start
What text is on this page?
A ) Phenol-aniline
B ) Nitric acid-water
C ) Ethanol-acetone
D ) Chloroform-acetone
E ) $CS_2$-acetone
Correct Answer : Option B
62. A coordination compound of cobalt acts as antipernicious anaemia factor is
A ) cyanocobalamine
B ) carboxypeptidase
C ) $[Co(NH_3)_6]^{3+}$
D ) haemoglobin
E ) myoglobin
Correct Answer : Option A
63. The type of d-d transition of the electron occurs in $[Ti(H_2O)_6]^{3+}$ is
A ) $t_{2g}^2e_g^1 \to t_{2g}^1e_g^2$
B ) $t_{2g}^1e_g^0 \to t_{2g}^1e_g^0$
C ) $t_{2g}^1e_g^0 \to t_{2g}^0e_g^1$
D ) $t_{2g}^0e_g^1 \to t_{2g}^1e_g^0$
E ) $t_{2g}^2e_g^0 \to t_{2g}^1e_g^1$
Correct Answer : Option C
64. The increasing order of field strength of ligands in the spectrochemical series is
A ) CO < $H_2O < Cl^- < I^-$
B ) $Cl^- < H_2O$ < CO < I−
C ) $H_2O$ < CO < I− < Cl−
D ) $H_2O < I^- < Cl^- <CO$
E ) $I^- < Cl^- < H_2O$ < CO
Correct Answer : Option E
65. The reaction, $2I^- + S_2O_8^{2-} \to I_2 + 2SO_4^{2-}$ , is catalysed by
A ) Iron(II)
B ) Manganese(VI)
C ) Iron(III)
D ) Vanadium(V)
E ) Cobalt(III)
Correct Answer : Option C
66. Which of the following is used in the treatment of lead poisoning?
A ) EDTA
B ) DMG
end
- Brief: The entries above should be repeated exactly, every one of them.

- Result of this task:
What text is on this page?
A ) Phenol-aniline
B ) Nitric acid-water
C ) Ethanol-acetone
D ) Chloroform-acetone
E ) $CS_2$-acetone
Correct Answer : Option B
62. A coordination compound of cobalt acts as antipernicious anaemia factor is
A ) cyanocobalamine
B ) carboxypeptidase
C ) $[Co(NH_3)_6]^{3+}$
D ) haemoglobin
E ) myoglobin
Correct Answer : Option A
63. The type of d-d transition of the electron occurs in $[Ti(H_2O)_6]^{3+}$ is
A ) $t_{2g}^2e_g^1 \to t_{2g}^1e_g^2$
B ) $t_{2g}^1e_g^0 \to t_{2g}^1e_g^0$
C ) $t_{2g}^1e_g^0 \to t_{2g}^0e_g^1$
D ) $t_{2g}^0e_g^1 \to t_{2g}^1e_g^0$
E ) $t_{2g}^2e_g^0 \to t_{2g}^1e_g^1$
Correct Answer : Option C
64. The increasing order of field strength of ligands in the spectrochemical series is
A ) CO < $H_2O < Cl^- < I^-$
B ) $Cl^- < H_2O$ < CO < I−
C ) $H_2O$ < CO < I− < Cl−
D ) $H_2O < I^- < Cl^- <CO$
E ) $I^- < Cl^- < H_2O$ < CO
Correct Answer : Option E
65. The reaction, $2I^- + S_2O_8^{2-} \to I_2 + 2SO_4^{2-}$ , is catalysed by
A ) Iron(II)
B ) Manganese(VI)
C ) Iron(III)
D ) Vanadium(V)
E ) Cobalt(III)
Correct Answer : Option C
66. Which of the following is used in the treatment of lead poisoning?
A ) EDTA
B ) DMG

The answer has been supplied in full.